EXTRACTED INFORMATION
■ ■ ■
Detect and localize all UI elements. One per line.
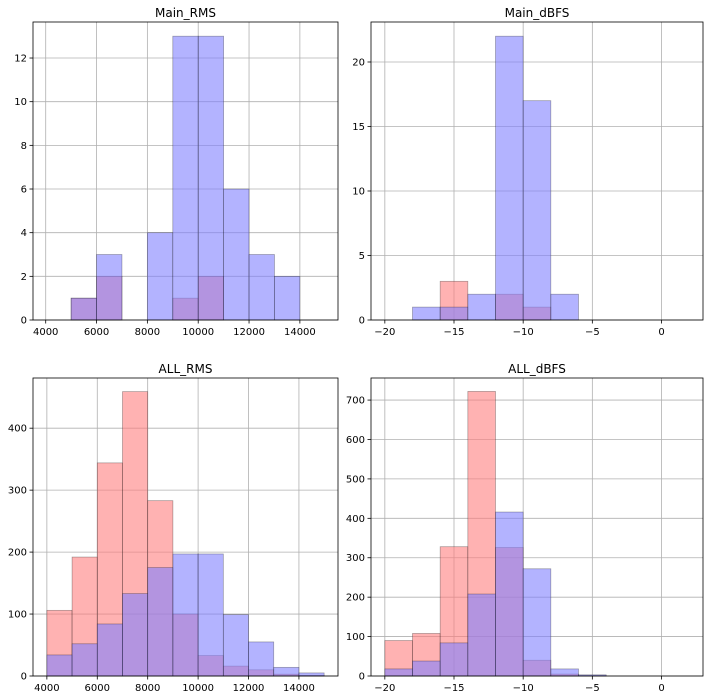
■ ■ ■
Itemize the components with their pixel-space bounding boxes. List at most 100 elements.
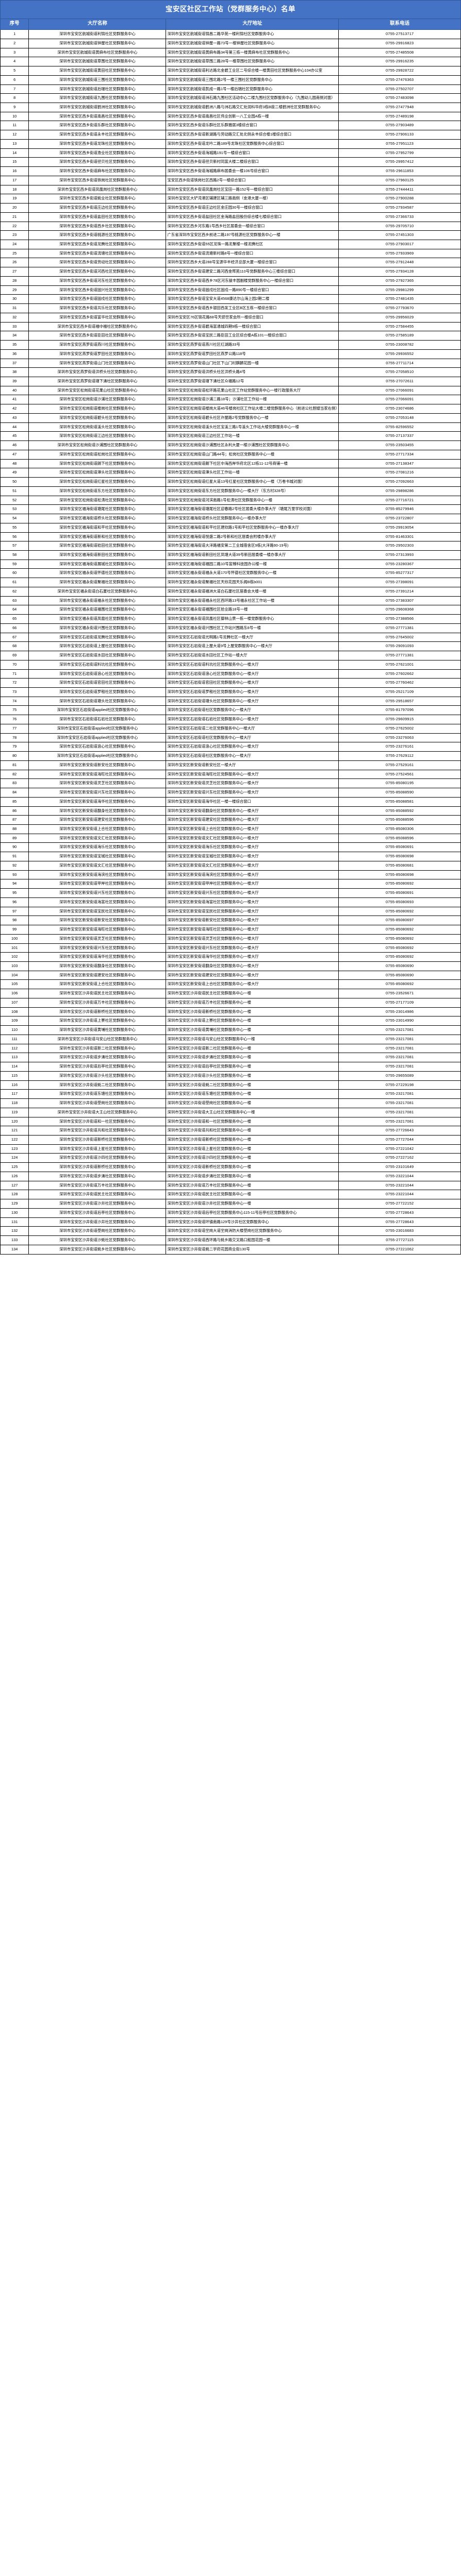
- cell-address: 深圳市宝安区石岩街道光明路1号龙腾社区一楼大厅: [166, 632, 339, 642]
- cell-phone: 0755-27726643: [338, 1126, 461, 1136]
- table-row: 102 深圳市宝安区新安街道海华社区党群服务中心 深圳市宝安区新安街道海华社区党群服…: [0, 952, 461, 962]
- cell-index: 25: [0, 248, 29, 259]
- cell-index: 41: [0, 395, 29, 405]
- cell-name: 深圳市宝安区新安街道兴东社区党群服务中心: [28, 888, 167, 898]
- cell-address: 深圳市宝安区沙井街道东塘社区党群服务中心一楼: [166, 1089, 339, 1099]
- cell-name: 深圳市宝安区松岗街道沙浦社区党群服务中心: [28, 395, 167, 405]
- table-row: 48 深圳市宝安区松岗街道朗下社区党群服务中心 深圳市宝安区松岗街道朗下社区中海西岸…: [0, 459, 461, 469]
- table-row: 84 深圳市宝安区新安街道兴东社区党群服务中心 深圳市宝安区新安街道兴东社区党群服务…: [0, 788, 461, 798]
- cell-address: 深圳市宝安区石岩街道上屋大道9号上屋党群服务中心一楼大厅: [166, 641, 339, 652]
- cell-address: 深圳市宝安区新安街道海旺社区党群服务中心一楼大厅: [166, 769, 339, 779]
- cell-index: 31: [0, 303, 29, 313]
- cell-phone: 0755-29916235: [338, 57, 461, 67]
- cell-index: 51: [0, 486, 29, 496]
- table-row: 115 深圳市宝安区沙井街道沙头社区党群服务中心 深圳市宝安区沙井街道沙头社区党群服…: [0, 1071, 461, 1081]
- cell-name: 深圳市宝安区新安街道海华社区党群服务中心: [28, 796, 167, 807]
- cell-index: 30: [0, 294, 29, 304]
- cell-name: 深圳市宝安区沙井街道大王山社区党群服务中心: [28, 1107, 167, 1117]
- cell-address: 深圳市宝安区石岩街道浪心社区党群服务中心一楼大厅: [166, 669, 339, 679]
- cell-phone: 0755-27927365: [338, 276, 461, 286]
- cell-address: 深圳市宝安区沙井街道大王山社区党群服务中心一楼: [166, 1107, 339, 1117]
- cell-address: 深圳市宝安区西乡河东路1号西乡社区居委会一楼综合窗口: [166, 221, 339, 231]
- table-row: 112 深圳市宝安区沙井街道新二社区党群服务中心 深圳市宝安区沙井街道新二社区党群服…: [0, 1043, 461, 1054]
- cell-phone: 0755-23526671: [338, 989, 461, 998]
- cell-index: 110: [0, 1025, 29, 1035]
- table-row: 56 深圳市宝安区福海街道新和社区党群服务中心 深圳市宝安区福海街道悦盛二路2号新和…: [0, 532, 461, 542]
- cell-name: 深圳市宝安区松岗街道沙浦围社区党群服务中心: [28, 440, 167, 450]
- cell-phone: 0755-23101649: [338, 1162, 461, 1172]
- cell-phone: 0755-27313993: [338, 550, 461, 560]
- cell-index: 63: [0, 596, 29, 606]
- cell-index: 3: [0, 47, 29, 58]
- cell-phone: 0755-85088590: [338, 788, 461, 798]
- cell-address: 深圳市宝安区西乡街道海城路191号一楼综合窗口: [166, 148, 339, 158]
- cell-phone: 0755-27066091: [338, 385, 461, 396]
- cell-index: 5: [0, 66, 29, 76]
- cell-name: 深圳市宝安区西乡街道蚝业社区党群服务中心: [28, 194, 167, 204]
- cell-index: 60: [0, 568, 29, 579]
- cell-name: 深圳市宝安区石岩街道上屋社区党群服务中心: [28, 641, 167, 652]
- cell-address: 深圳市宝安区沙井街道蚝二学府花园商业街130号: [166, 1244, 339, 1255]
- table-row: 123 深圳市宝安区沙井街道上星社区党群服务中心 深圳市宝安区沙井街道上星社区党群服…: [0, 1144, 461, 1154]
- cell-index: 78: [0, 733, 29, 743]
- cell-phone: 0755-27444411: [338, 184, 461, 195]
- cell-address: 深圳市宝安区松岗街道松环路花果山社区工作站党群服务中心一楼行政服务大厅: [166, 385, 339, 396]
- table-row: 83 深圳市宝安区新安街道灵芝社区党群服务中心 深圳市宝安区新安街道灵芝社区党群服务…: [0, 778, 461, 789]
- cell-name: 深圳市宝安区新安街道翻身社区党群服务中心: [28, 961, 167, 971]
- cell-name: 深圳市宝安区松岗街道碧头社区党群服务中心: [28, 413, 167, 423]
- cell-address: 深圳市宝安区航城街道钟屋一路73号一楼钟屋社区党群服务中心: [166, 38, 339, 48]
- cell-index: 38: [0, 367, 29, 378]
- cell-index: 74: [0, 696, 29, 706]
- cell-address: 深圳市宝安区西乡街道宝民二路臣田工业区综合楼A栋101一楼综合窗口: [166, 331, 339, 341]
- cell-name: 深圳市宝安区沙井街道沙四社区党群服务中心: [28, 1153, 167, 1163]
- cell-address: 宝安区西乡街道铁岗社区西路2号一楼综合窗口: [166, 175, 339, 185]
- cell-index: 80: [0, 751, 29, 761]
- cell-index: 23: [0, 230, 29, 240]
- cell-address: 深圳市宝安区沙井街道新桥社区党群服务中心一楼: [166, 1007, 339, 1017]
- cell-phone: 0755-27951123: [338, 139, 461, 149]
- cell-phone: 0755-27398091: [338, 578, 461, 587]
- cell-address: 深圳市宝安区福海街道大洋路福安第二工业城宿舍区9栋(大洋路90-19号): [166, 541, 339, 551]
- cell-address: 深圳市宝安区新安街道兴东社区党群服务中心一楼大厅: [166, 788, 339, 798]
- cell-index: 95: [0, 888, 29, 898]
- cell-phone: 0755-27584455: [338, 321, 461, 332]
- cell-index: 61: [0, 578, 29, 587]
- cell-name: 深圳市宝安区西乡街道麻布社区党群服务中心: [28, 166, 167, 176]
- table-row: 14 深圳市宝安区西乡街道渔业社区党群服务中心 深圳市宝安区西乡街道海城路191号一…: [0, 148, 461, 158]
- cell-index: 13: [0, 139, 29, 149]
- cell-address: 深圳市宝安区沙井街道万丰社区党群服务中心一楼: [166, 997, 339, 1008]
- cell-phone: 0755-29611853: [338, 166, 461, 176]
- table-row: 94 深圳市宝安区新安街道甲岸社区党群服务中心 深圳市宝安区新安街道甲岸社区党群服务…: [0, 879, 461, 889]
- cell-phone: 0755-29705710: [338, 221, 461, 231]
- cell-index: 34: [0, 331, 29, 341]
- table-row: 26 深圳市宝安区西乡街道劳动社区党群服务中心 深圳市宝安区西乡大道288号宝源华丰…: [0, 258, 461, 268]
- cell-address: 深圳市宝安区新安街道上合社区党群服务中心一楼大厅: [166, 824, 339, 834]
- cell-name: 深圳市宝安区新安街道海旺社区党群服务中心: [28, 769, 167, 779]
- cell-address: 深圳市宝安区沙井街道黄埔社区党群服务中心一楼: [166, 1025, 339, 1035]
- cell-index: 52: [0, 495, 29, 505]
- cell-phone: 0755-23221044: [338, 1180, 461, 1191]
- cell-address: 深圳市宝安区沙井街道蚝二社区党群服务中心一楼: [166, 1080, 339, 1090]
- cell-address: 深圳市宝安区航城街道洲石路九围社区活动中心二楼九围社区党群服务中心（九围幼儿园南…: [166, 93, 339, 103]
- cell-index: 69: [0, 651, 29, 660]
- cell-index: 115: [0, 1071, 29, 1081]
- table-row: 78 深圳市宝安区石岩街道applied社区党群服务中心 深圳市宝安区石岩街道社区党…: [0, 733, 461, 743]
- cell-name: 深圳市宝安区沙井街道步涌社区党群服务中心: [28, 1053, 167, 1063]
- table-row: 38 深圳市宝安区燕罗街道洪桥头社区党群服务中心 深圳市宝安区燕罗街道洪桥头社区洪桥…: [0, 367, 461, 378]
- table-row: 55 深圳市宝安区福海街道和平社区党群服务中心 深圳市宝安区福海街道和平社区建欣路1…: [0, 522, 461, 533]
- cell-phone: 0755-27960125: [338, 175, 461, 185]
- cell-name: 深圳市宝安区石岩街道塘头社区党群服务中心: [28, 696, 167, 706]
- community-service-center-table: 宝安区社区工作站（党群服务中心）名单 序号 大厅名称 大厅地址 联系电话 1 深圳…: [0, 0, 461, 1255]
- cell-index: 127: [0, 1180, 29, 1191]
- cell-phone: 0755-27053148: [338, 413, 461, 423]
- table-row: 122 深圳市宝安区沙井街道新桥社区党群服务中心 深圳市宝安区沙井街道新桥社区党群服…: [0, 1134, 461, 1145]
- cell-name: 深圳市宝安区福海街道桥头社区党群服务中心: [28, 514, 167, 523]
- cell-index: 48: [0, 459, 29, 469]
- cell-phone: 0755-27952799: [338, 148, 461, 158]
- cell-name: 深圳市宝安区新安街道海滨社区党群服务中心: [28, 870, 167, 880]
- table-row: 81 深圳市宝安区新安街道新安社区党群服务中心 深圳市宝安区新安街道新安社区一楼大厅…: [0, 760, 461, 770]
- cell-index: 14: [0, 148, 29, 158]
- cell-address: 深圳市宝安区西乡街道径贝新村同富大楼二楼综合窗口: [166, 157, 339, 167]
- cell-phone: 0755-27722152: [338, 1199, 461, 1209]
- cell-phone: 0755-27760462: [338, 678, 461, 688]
■ ■ ■
THE REQUEST
Which lines in the listing above contain the string "深圳市宝安区新安街道海华社区党群服务中心"? Copy each such line in full, treating uppercase and lowercase as different.

SOLUTION TO THE EXERCISE
- table-row: 102 深圳市宝安区新安街道海华社区党群服务中心 深圳市宝安区新安街道海华社区党群服…: [0, 952, 461, 962]
- cell-name: 深圳市宝安区新安街道海华社区党群服务中心: [28, 796, 167, 807]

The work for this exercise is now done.